> **WHAT YOU NEED TO DO**: All entries must be extracted exactly, with nothing added or dropped.

[Data entries for graphics]
-- begin --

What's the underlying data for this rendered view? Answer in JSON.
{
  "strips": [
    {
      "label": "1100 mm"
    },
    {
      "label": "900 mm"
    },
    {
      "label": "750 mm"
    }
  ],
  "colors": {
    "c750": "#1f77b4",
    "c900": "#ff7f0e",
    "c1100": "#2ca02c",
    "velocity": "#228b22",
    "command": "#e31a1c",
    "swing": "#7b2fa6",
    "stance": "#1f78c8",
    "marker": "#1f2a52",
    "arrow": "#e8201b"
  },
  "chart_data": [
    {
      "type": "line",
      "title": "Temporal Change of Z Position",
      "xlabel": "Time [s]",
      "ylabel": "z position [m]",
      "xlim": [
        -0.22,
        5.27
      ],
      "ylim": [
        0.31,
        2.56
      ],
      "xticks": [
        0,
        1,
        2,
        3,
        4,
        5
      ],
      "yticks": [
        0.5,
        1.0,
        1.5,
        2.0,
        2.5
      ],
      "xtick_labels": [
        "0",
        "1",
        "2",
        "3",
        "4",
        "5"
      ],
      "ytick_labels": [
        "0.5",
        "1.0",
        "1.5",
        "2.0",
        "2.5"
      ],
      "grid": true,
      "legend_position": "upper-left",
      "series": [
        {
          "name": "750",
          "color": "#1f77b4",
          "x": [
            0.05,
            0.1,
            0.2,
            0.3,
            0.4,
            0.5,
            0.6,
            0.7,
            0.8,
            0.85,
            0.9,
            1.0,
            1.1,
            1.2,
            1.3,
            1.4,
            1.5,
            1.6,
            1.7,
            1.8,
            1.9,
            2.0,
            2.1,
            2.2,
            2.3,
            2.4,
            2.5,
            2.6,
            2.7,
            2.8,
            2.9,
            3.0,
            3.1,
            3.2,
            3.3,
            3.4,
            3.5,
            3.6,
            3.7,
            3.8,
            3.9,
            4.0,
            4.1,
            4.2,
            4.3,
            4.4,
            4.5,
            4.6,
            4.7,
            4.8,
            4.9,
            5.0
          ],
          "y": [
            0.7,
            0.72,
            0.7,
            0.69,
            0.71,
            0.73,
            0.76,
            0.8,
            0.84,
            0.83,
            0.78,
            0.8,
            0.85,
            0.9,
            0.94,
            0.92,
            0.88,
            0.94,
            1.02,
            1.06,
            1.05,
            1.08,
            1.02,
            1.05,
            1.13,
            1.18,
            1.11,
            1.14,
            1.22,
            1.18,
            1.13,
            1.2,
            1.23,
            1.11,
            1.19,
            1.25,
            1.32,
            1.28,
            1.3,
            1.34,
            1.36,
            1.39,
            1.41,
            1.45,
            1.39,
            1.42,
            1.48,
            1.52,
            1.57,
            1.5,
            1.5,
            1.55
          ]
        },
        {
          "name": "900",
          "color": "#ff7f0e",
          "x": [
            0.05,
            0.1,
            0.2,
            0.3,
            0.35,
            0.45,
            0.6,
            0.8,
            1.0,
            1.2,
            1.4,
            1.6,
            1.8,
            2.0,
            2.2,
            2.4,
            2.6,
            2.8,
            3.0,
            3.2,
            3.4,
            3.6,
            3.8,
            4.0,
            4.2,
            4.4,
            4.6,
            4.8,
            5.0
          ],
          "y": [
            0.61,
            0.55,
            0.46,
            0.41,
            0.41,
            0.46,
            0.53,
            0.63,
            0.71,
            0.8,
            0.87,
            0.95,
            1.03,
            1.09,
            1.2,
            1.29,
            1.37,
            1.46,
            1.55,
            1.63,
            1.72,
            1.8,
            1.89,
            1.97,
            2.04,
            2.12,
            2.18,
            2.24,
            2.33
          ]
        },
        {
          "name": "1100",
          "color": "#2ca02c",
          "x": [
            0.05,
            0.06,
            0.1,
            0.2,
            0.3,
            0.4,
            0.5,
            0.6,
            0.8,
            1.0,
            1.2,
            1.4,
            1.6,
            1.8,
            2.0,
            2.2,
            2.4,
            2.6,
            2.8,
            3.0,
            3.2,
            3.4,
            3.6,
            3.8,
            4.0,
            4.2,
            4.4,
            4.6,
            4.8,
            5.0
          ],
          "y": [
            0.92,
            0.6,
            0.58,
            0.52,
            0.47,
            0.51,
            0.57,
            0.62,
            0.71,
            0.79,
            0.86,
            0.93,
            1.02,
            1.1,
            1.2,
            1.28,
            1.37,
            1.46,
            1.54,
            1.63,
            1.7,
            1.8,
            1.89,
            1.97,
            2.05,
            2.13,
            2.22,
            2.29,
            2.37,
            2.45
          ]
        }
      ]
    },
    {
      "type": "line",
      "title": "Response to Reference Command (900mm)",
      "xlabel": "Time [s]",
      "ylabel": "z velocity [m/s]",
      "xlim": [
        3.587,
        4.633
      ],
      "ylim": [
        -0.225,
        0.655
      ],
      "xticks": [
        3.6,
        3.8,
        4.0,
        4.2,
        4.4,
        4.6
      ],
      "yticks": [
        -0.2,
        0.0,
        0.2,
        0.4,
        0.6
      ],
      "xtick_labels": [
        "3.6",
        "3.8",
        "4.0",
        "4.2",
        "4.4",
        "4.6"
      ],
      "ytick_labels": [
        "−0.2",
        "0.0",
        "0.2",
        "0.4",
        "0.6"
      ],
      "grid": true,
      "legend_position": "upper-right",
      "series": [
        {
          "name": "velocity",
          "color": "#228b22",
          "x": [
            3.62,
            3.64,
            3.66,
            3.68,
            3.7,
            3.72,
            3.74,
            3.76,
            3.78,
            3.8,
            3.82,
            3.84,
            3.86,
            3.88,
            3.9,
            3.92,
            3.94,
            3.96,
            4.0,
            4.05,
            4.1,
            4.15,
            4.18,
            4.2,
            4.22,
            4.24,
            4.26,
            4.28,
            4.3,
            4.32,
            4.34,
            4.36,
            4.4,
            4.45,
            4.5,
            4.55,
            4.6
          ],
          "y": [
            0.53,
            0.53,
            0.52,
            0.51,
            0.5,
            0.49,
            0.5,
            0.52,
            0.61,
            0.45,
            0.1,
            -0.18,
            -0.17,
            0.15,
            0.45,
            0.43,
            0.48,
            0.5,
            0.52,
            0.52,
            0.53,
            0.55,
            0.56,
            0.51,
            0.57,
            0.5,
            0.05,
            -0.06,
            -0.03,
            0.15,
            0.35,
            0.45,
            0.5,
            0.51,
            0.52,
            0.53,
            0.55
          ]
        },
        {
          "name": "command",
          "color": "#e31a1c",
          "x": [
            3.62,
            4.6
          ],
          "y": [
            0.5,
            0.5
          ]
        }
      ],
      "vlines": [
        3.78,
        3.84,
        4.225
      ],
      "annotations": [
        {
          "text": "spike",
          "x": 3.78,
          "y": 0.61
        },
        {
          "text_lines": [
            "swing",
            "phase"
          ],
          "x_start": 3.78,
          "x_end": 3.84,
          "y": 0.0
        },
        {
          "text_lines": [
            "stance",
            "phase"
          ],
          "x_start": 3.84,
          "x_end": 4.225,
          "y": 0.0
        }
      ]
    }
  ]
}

-- end --

> **FINISHED ANSWER**:
What's the underlying data for this rendered view? Answer in JSON.
{
  "strips": [
    {
      "label": "1100 mm"
    },
    {
      "label": "900 mm"
    },
    {
      "label": "750 mm"
    }
  ],
  "colors": {
    "c750": "#1f77b4",
    "c900": "#ff7f0e",
    "c1100": "#2ca02c",
    "velocity": "#228b22",
    "command": "#e31a1c",
    "swing": "#7b2fa6",
    "stance": "#1f78c8",
    "marker": "#1f2a52",
    "arrow": "#e8201b"
  },
  "chart_data": [
    {
      "type": "line",
      "title": "Temporal Change of Z Position",
      "xlabel": "Time [s]",
      "ylabel": "z position [m]",
      "xlim": [
        -0.22,
        5.27
      ],
      "ylim": [
        0.31,
        2.56
      ],
      "xticks": [
        0,
        1,
        2,
        3,
        4,
        5
      ],
      "yticks": [
        0.5,
        1.0,
        1.5,
        2.0,
        2.5
      ],
      "xtick_labels": [
        "0",
        "1",
        "2",
        "3",
        "4",
        "5"
      ],
      "ytick_labels": [
        "0.5",
        "1.0",
        "1.5",
        "2.0",
        "2.5"
      ],
      "grid": true,
      "legend_position": "upper-left",
      "series": [
        {
          "name": "750",
          "color": "#1f77b4",
          "x": [
            0.05,
            0.1,
            0.2,
            0.3,
            0.4,
            0.5,
            0.6,
            0.7,
            0.8,
            0.85,
            0.9,
            1.0,
            1.1,
            1.2,
            1.3,
            1.4,
            1.5,
            1.6,
            1.7,
            1.8,
            1.9,
            2.0,
            2.1,
            2.2,
            2.3,
            2.4,
            2.5,
            2.6,
            2.7,
            2.8,
            2.9,
            3.0,
            3.1,
            3.2,
            3.3,
            3.4,
            3.5,
            3.6,
            3.7,
            3.8,
            3.9,
            4.0,
            4.1,
            4.2,
            4.3,
            4.4,
            4.5,
            4.6,
            4.7,
            4.8,
            4.9,
            5.0
          ],
          "y": [
            0.7,
            0.72,
            0.7,
            0.69,
            0.71,
            0.73,
            0.76,
            0.8,
            0.84,
            0.83,
            0.78,
            0.8,
            0.85,
            0.9,
            0.94,
            0.92,
            0.88,
            0.94,
            1.02,
            1.06,
            1.05,
            1.08,
            1.02,
            1.05,
            1.13,
            1.18,
            1.11,
            1.14,
            1.22,
            1.18,
            1.13,
            1.2,
            1.23,
            1.11,
            1.19,
            1.25,
            1.32,
            1.28,
            1.3,
            1.34,
            1.36,
            1.39,
            1.41,
            1.45,
            1.39,
            1.42,
            1.48,
            1.52,
            1.57,
            1.5,
            1.5,
            1.55
          ]
        },
        {
          "name": "900",
          "color": "#ff7f0e",
          "x": [
            0.05,
            0.1,
            0.2,
            0.3,
            0.35,
            0.45,
            0.6,
            0.8,
            1.0,
            1.2,
            1.4,
            1.6,
            1.8,
            2.0,
            2.2,
            2.4,
            2.6,
            2.8,
            3.0,
            3.2,
            3.4,
            3.6,
            3.8,
            4.0,
            4.2,
            4.4,
            4.6,
            4.8,
            5.0
          ],
          "y": [
            0.61,
            0.55,
            0.46,
            0.41,
            0.41,
            0.46,
            0.53,
            0.63,
            0.71,
            0.8,
            0.87,
            0.95,
            1.03,
            1.09,
            1.2,
            1.29,
            1.37,
            1.46,
            1.55,
            1.63,
            1.72,
            1.8,
            1.89,
            1.97,
            2.04,
            2.12,
            2.18,
            2.24,
            2.33
          ]
        },
        {
          "name": "1100",
          "color": "#2ca02c",
          "x": [
            0.05,
            0.06,
            0.1,
            0.2,
            0.3,
            0.4,
            0.5,
            0.6,
            0.8,
            1.0,
            1.2,
            1.4,
            1.6,
            1.8,
            2.0,
            2.2,
            2.4,
            2.6,
            2.8,
            3.0,
            3.2,
            3.4,
            3.6,
            3.8,
            4.0,
            4.2,
            4.4,
            4.6,
            4.8,
            5.0
          ],
          "y": [
            0.92,
            0.6,
            0.58,
            0.52,
            0.47,
            0.51,
            0.57,
            0.62,
            0.71,
            0.79,
            0.86,
            0.93,
            1.02,
            1.1,
            1.2,
            1.28,
            1.37,
            1.46,
            1.54,
            1.63,
            1.7,
            1.8,
            1.89,
            1.97,
            2.05,
            2.13,
            2.22,
            2.29,
            2.37,
            2.45
          ]
        }
      ]
    },
    {
      "type": "line",
      "title": "Response to Reference Command (900mm)",
      "xlabel": "Time [s]",
      "ylabel": "z velocity [m/s]",
      "xlim": [
        3.587,
        4.633
      ],
      "ylim": [
        -0.225,
        0.655
      ],
      "xticks": [
        3.6,
        3.8,
        4.0,
        4.2,
        4.4,
        4.6
      ],
      "yticks": [
        -0.2,
        0.0,
        0.2,
        0.4,
        0.6
      ],
      "xtick_labels": [
        "3.6",
        "3.8",
        "4.0",
        "4.2",
        "4.4",
        "4.6"
      ],
      "ytick_labels": [
        "−0.2",
        "0.0",
        "0.2",
        "0.4",
        "0.6"
      ],
      "grid": true,
      "legend_position": "upper-right",
      "series": [
        {
          "name": "velocity",
          "color": "#228b22",
          "x": [
            3.62,
            3.64,
            3.66,
            3.68,
            3.7,
            3.72,
            3.74,
            3.76,
            3.78,
            3.8,
            3.82,
            3.84,
            3.86,
            3.88,
            3.9,
            3.92,
            3.94,
            3.96,
            4.0,
            4.05,
            4.1,
            4.15,
            4.18,
            4.2,
            4.22,
            4.24,
            4.26,
            4.28,
            4.3,
            4.32,
            4.34,
            4.36,
            4.4,
            4.45,
            4.5,
            4.55,
            4.6
          ],
          "y": [
            0.53,
            0.53,
            0.52,
            0.51,
            0.5,
            0.49,
            0.5,
            0.52,
            0.61,
            0.45,
            0.1,
            -0.18,
            -0.17,
            0.15,
            0.45,
            0.43,
            0.48,
            0.5,
            0.52,
            0.52,
            0.53,
            0.55,
            0.56,
            0.51,
            0.57,
            0.5,
            0.05,
            -0.06,
            -0.03,
            0.15,
            0.35,
            0.45,
            0.5,
            0.51,
            0.52,
            0.53,
            0.55
          ]
        },
        {
          "name": "command",
          "color": "#e31a1c",
          "x": [
            3.62,
            4.6
          ],
          "y": [
            0.5,
            0.5
          ]
        }
      ],
      "vlines": [
        3.78,
        3.84,
        4.225
      ],
      "annotations": [
        {
          "text": "spike",
          "x": 3.78,
          "y": 0.61
        },
        {
          "text_lines": [
            "swing",
            "phase"
          ],
          "x_start": 3.78,
          "x_end": 3.84,
          "y": 0.0
        },
        {
          "text_lines": [
            "stance",
            "phase"
          ],
          "x_start": 3.84,
          "x_end": 4.225,
          "y": 0.0
        }
      ]
    }
  ]
}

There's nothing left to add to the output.